=== TASK MATERIAL ===

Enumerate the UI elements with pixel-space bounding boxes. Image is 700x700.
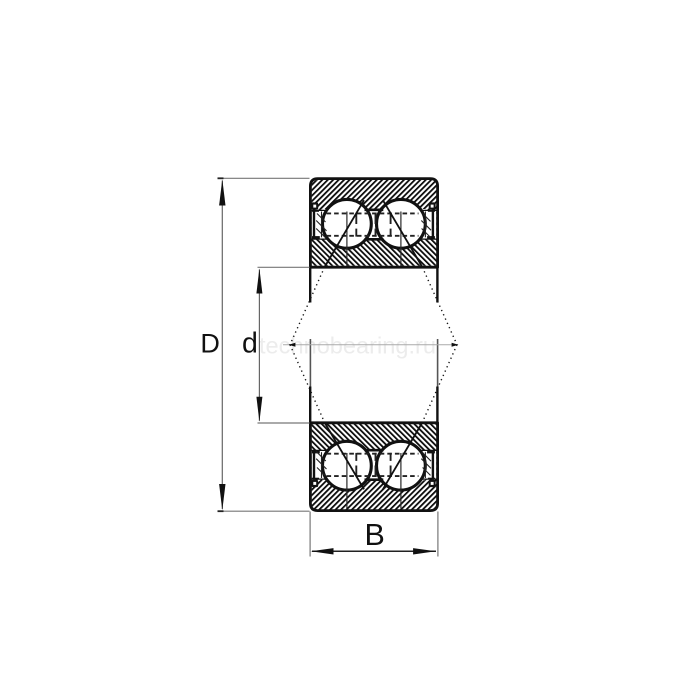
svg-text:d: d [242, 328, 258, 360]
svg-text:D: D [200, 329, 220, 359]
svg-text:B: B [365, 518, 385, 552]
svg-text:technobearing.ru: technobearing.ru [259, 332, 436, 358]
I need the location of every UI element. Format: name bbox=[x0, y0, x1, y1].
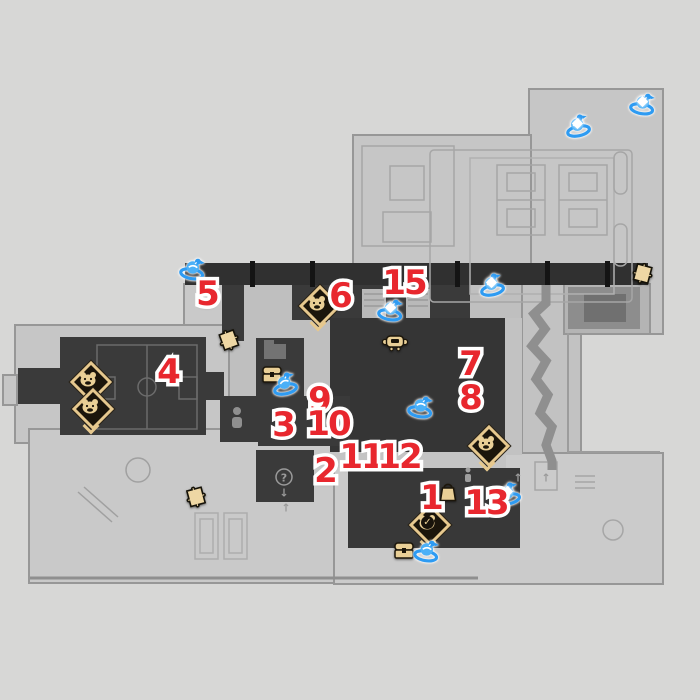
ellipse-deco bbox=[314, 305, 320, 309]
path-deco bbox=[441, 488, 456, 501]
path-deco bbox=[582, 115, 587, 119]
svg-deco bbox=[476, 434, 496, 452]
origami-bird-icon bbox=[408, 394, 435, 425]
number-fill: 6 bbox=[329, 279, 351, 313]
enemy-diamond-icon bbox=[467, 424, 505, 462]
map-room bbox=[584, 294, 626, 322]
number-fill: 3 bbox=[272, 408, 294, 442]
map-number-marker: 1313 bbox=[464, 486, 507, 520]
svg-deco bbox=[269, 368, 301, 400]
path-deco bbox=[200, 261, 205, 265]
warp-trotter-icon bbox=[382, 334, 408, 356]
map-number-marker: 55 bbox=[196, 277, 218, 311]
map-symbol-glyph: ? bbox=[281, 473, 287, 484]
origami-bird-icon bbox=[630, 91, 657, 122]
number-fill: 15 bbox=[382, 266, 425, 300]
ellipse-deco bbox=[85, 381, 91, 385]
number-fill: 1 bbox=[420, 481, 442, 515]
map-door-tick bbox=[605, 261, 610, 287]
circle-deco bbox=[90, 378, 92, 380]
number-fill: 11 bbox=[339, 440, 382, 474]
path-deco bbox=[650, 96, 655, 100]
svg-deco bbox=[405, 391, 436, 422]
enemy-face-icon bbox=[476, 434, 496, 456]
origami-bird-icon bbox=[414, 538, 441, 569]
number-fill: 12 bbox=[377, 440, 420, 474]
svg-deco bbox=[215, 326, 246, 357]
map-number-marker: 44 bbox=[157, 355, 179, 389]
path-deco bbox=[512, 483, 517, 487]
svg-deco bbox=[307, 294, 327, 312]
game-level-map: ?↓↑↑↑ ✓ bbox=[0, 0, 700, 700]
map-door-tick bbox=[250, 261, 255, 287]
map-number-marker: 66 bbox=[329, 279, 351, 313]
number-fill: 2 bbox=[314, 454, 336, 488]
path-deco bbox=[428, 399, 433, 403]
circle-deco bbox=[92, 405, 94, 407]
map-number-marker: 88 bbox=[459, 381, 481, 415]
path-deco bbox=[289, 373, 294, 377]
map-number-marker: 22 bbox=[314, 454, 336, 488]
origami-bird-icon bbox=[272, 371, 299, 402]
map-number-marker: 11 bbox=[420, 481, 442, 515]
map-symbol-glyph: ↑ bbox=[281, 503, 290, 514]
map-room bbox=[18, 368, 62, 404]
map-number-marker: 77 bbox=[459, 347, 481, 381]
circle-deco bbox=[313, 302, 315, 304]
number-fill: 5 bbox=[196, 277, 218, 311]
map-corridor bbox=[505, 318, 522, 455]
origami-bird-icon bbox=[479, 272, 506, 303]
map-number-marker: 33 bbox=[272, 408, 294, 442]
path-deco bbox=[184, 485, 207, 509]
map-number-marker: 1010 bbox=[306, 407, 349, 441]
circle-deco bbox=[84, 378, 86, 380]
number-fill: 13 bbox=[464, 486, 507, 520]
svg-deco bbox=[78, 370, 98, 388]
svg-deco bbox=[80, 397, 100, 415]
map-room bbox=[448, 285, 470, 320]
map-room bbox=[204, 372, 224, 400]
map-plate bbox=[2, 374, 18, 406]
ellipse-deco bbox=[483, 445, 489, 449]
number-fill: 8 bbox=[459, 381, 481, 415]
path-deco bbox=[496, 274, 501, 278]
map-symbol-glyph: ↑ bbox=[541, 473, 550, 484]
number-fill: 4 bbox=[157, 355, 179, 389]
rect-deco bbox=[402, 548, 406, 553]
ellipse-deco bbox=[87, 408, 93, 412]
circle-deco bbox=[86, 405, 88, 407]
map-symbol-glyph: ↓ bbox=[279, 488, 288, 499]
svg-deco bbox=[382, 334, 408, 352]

===

GIVEN INSTRUCTION
Copy every line of the rows above word for word, but leave out the pictures.

SOLUTION
Enumerate the UI elements with pixel-space bounding boxes. Image is 700x700.
svg-text:d: d [242, 328, 258, 360]
svg-text:D: D [200, 329, 220, 359]
svg-text:B: B [365, 518, 385, 552]
svg-text:technobearing.ru: technobearing.ru [259, 332, 436, 358]
I need the location of every UI element. Format: name bbox=[x0, y0, x1, y1].
ellipse-deco bbox=[314, 305, 320, 309]
path-deco bbox=[441, 488, 456, 501]
path-deco bbox=[582, 115, 587, 119]
svg-deco bbox=[476, 434, 496, 452]
origami-bird-icon bbox=[408, 394, 435, 425]
number-fill: 6 bbox=[329, 279, 351, 313]
enemy-diamond-icon bbox=[467, 424, 505, 462]
map-room bbox=[584, 294, 626, 322]
number-fill: 3 bbox=[272, 408, 294, 442]
map-number-marker: 1313 bbox=[464, 486, 507, 520]
svg-deco bbox=[269, 368, 301, 400]
path-deco bbox=[200, 261, 205, 265]
warp-trotter-icon bbox=[382, 334, 408, 356]
map-number-marker: 55 bbox=[196, 277, 218, 311]
map-symbol-glyph: ? bbox=[281, 473, 287, 484]
origami-bird-icon bbox=[630, 91, 657, 122]
number-fill: 15 bbox=[382, 266, 425, 300]
ellipse-deco bbox=[85, 381, 91, 385]
number-fill: 1 bbox=[420, 481, 442, 515]
map-door-tick bbox=[605, 261, 610, 287]
circle-deco bbox=[90, 378, 92, 380]
number-fill: 11 bbox=[339, 440, 382, 474]
path-deco bbox=[650, 96, 655, 100]
svg-deco bbox=[405, 391, 436, 422]
enemy-face-icon bbox=[476, 434, 496, 456]
origami-bird-icon bbox=[414, 538, 441, 569]
number-fill: 12 bbox=[377, 440, 420, 474]
svg-deco bbox=[215, 326, 246, 357]
map-number-marker: 44 bbox=[157, 355, 179, 389]
path-deco bbox=[512, 483, 517, 487]
svg-deco bbox=[307, 294, 327, 312]
game-level-map: ?↓↑↑↑ ✓ bbox=[0, 0, 700, 700]
map-door-tick bbox=[250, 261, 255, 287]
map-number-marker: 66 bbox=[329, 279, 351, 313]
number-fill: 2 bbox=[314, 454, 336, 488]
path-deco bbox=[428, 399, 433, 403]
circle-deco bbox=[92, 405, 94, 407]
map-number-marker: 88 bbox=[459, 381, 481, 415]
path-deco bbox=[289, 373, 294, 377]
map-number-marker: 22 bbox=[314, 454, 336, 488]
origami-bird-icon bbox=[272, 371, 299, 402]
map-number-marker: 11 bbox=[420, 481, 442, 515]
map-symbol-glyph: ↑ bbox=[281, 503, 290, 514]
map-room bbox=[18, 368, 62, 404]
map-number-marker: 77 bbox=[459, 347, 481, 381]
circle-deco bbox=[313, 302, 315, 304]
number-fill: 5 bbox=[196, 277, 218, 311]
map-corridor bbox=[505, 318, 522, 455]
origami-bird-icon bbox=[479, 272, 506, 303]
map-number-marker: 33 bbox=[272, 408, 294, 442]
path-deco bbox=[184, 485, 207, 509]
map-number-marker: 1010 bbox=[306, 407, 349, 441]
circle-deco bbox=[84, 378, 86, 380]
number-fill: 13 bbox=[464, 486, 507, 520]
svg-deco bbox=[78, 370, 98, 388]
svg-deco bbox=[80, 397, 100, 415]
map-room bbox=[448, 285, 470, 320]
map-room bbox=[204, 372, 224, 400]
map-plate bbox=[2, 374, 18, 406]
ellipse-deco bbox=[483, 445, 489, 449]
number-fill: 8 bbox=[459, 381, 481, 415]
path-deco bbox=[496, 274, 501, 278]
map-symbol-glyph: ↑ bbox=[541, 473, 550, 484]
number-fill: 4 bbox=[157, 355, 179, 389]
rect-deco bbox=[402, 548, 406, 553]
ellipse-deco bbox=[87, 408, 93, 412]
circle-deco bbox=[86, 405, 88, 407]
map-symbol-glyph: ↓ bbox=[279, 488, 288, 499]
svg-deco bbox=[382, 334, 408, 352]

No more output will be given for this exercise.